- [EXTRACTED DATA]
━━━━
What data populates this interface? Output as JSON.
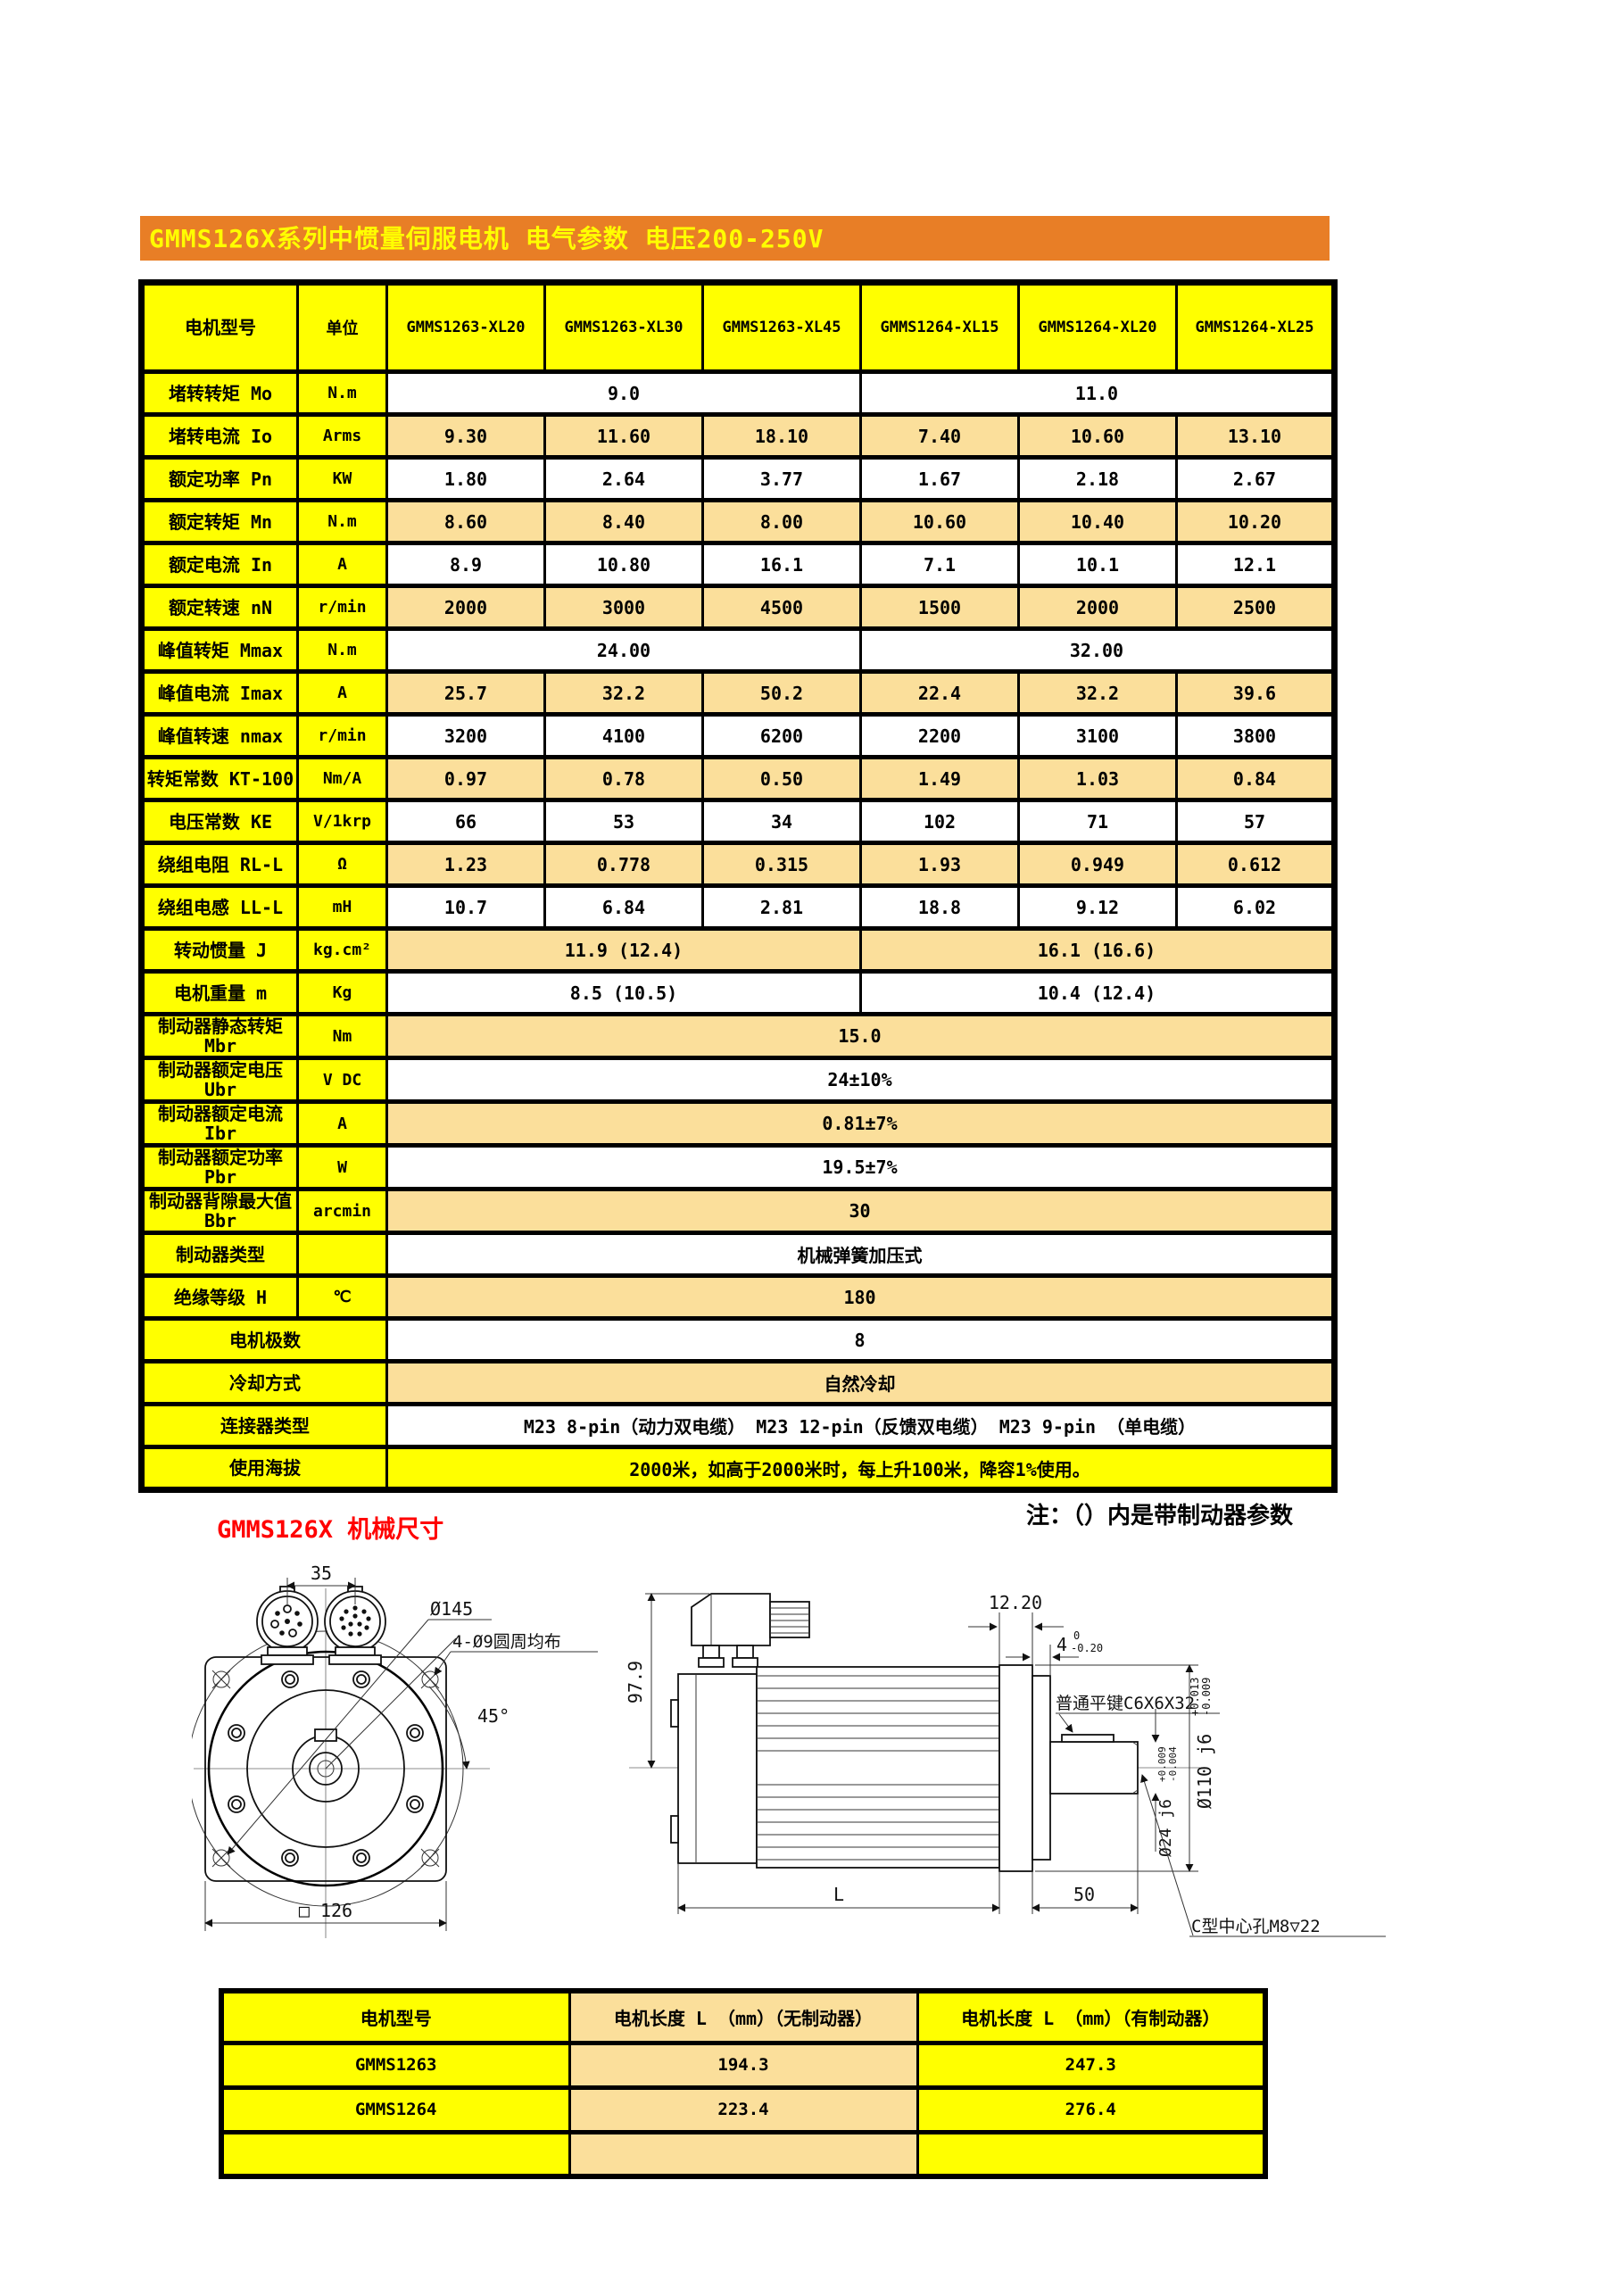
{
  "page": {
    "title_banner": "GMMS126X系列中惯量伺服电机 电气参数 电压200-250V",
    "note": "注：（）内是带制动器参数",
    "mech_title": "GMMS126X 机械尺寸"
  },
  "colors": {
    "banner_bg": "#E87E26",
    "banner_text": "#FFFF00",
    "yellow": "#FFFF00",
    "tan": "#FBDF9B",
    "mech_title_red": "#FF0000"
  },
  "spec_table": {
    "header": {
      "col_model": "电机型号",
      "col_unit": "单位",
      "models": [
        "GMMS1263-XL20",
        "GMMS1263-XL30",
        "GMMS1263-XL45",
        "GMMS1264-XL15",
        "GMMS1264-XL20",
        "GMMS1264-XL25"
      ]
    },
    "rows": [
      {
        "label": "堵转转矩 Mo",
        "unit": "N.m",
        "bg": "white",
        "cells": [
          {
            "t": "9.0",
            "span": 3
          },
          {
            "t": "11.0",
            "span": 3
          }
        ]
      },
      {
        "label": "堵转电流 Io",
        "unit": "Arms",
        "bg": "tan",
        "cells": [
          {
            "t": "9.30"
          },
          {
            "t": "11.60"
          },
          {
            "t": "18.10"
          },
          {
            "t": "7.40"
          },
          {
            "t": "10.60"
          },
          {
            "t": "13.10"
          }
        ]
      },
      {
        "label": "额定功率 Pn",
        "unit": "KW",
        "bg": "white",
        "cells": [
          {
            "t": "1.80"
          },
          {
            "t": "2.64"
          },
          {
            "t": "3.77"
          },
          {
            "t": "1.67"
          },
          {
            "t": "2.18"
          },
          {
            "t": "2.67"
          }
        ]
      },
      {
        "label": "额定转矩 Mn",
        "unit": "N.m",
        "bg": "tan",
        "cells": [
          {
            "t": "8.60"
          },
          {
            "t": "8.40"
          },
          {
            "t": "8.00"
          },
          {
            "t": "10.60"
          },
          {
            "t": "10.40"
          },
          {
            "t": "10.20"
          }
        ]
      },
      {
        "label": "额定电流 In",
        "unit": "A",
        "bg": "white",
        "cells": [
          {
            "t": "8.9"
          },
          {
            "t": "10.80"
          },
          {
            "t": "16.1"
          },
          {
            "t": "7.1"
          },
          {
            "t": "10.1"
          },
          {
            "t": "12.1"
          }
        ]
      },
      {
        "label": "额定转速 nN",
        "unit": "r/min",
        "bg": "tan",
        "cells": [
          {
            "t": "2000"
          },
          {
            "t": "3000"
          },
          {
            "t": "4500"
          },
          {
            "t": "1500"
          },
          {
            "t": "2000"
          },
          {
            "t": "2500"
          }
        ]
      },
      {
        "label": "峰值转矩 Mmax",
        "unit": "N.m",
        "bg": "white",
        "cells": [
          {
            "t": "24.00",
            "span": 3
          },
          {
            "t": "32.00",
            "span": 3
          }
        ]
      },
      {
        "label": "峰值电流 Imax",
        "unit": "A",
        "bg": "tan",
        "cells": [
          {
            "t": "25.7"
          },
          {
            "t": "32.2"
          },
          {
            "t": "50.2"
          },
          {
            "t": "22.4"
          },
          {
            "t": "32.2"
          },
          {
            "t": "39.6"
          }
        ]
      },
      {
        "label": "峰值转速 nmax",
        "unit": "r/min",
        "bg": "white",
        "cells": [
          {
            "t": "3200"
          },
          {
            "t": "4100"
          },
          {
            "t": "6200"
          },
          {
            "t": "2200"
          },
          {
            "t": "3100"
          },
          {
            "t": "3800"
          }
        ]
      },
      {
        "label": "转矩常数 KT-100",
        "unit": "Nm/A",
        "bg": "tan",
        "cells": [
          {
            "t": "0.97"
          },
          {
            "t": "0.78"
          },
          {
            "t": "0.50"
          },
          {
            "t": "1.49"
          },
          {
            "t": "1.03"
          },
          {
            "t": "0.84"
          }
        ]
      },
      {
        "label": "电压常数 KE",
        "unit": "V/1krp",
        "bg": "white",
        "cells": [
          {
            "t": "66"
          },
          {
            "t": "53"
          },
          {
            "t": "34"
          },
          {
            "t": "102"
          },
          {
            "t": "71"
          },
          {
            "t": "57"
          }
        ]
      },
      {
        "label": "绕组电阻 RL-L",
        "unit": "Ω",
        "bg": "tan",
        "cells": [
          {
            "t": "1.23"
          },
          {
            "t": "0.778"
          },
          {
            "t": "0.315"
          },
          {
            "t": "1.93"
          },
          {
            "t": "0.949"
          },
          {
            "t": "0.612"
          }
        ]
      },
      {
        "label": "绕组电感 LL-L",
        "unit": "mH",
        "bg": "white",
        "cells": [
          {
            "t": "10.7"
          },
          {
            "t": "6.84"
          },
          {
            "t": "2.81"
          },
          {
            "t": "18.8"
          },
          {
            "t": "9.12"
          },
          {
            "t": "6.02"
          }
        ]
      },
      {
        "label": "转动惯量 J",
        "unit": "kg.cm²",
        "bg": "tan",
        "cells": [
          {
            "t": "11.9 (12.4)",
            "span": 3
          },
          {
            "t": "16.1 (16.6)",
            "span": 3
          }
        ]
      },
      {
        "label": "电机重量 m",
        "unit": "Kg",
        "bg": "white",
        "cells": [
          {
            "t": "8.5 (10.5)",
            "span": 3
          },
          {
            "t": "10.4 (12.4)",
            "span": 3
          }
        ]
      },
      {
        "label": "制动器静态转矩\nMbr",
        "unit": "Nm",
        "bg": "tan",
        "cells": [
          {
            "t": "15.0",
            "span": 6
          }
        ]
      },
      {
        "label": "制动器额定电压\nUbr",
        "unit": "V DC",
        "bg": "white",
        "cells": [
          {
            "t": "24±10%",
            "span": 6
          }
        ]
      },
      {
        "label": "制动器额定电流\nIbr",
        "unit": "A",
        "bg": "tan",
        "cells": [
          {
            "t": "0.81±7%",
            "span": 6
          }
        ]
      },
      {
        "label": "制动器额定功率\nPbr",
        "unit": "W",
        "bg": "white",
        "cells": [
          {
            "t": "19.5±7%",
            "span": 6
          }
        ]
      },
      {
        "label": "制动器背隙最大值\nBbr",
        "unit": "arcmin",
        "bg": "tan",
        "cells": [
          {
            "t": "30",
            "span": 6
          }
        ]
      },
      {
        "label": "制动器类型",
        "unit": "",
        "bg": "white",
        "cells": [
          {
            "t": "机械弹簧加压式",
            "span": 6
          }
        ]
      },
      {
        "label": "绝缘等级 H",
        "unit": "℃",
        "bg": "tan",
        "cells": [
          {
            "t": "180",
            "span": 6
          }
        ]
      },
      {
        "label": "电机极数",
        "unit": null,
        "bg": "white",
        "cells": [
          {
            "t": "8",
            "span": 6
          }
        ]
      },
      {
        "label": "冷却方式",
        "unit": null,
        "bg": "tan",
        "cells": [
          {
            "t": "自然冷却",
            "span": 6
          }
        ]
      },
      {
        "label": "连接器类型",
        "unit": null,
        "bg": "white",
        "cells": [
          {
            "t": "M23 8-pin（动力双电缆） M23 12-pin（反馈双电缆） M23 9-pin （单电缆）",
            "span": 6
          }
        ]
      },
      {
        "label": "使用海拔",
        "unit": null,
        "bg": "yellow",
        "cells": [
          {
            "t": "2000米，如高于2000米时，每上升100米，降容1%使用。",
            "span": 6
          }
        ]
      }
    ]
  },
  "front_view": {
    "dim_top": "35",
    "dia_bolt_circle": "Ø145",
    "holes_note": "4-Ø9圆周均布",
    "angle": "45°",
    "dim_square": "□ 126"
  },
  "side_view": {
    "dim_height": "97.9",
    "dim_flange_width": "12.20",
    "dim_pilot": "4",
    "pilot_tol_upper": "0",
    "pilot_tol_lower": "-0.20",
    "key_note": "普通平键C6X6X32",
    "pilot_dia": "Ø110 j6",
    "pilot_dia_tol_upper": "+0.013",
    "pilot_dia_tol_lower": "-0.009",
    "shaft_dia": "Ø24 j6",
    "shaft_dia_tol_upper": "+0.009",
    "shaft_dia_tol_lower": "-0.004",
    "dim_length": "L",
    "dim_shaft_len": "50",
    "center_hole_note": "C型中心孔M8▽22"
  },
  "length_table": {
    "headers": [
      "电机型号",
      "电机长度 L （mm）（无制动器）",
      "电机长度 L （mm）（有制动器）"
    ],
    "rows": [
      [
        "GMMS1263",
        "194.3",
        "247.3"
      ],
      [
        "GMMS1264",
        "223.4",
        "276.4"
      ],
      [
        "",
        "",
        ""
      ]
    ]
  }
}
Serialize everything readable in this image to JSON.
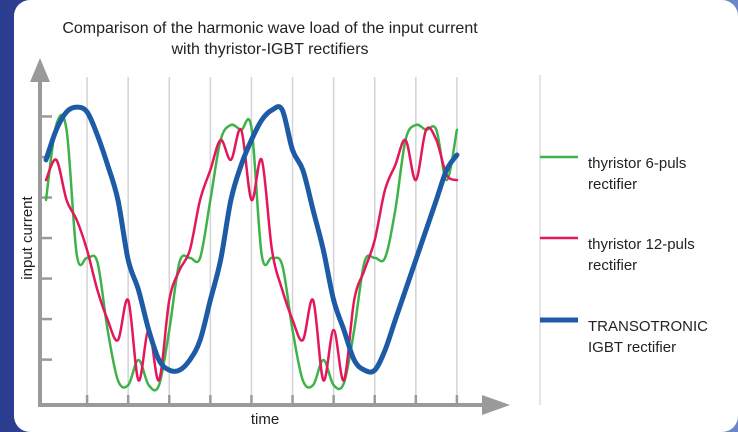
━━━━
- [TASK DESCRIPTION] Go through the entries and return each line where the word "JSON" appears.

- [TASK ANSWER]
What data populates this interface? Output as JSON.
Serialize everything readable in this image to JSON.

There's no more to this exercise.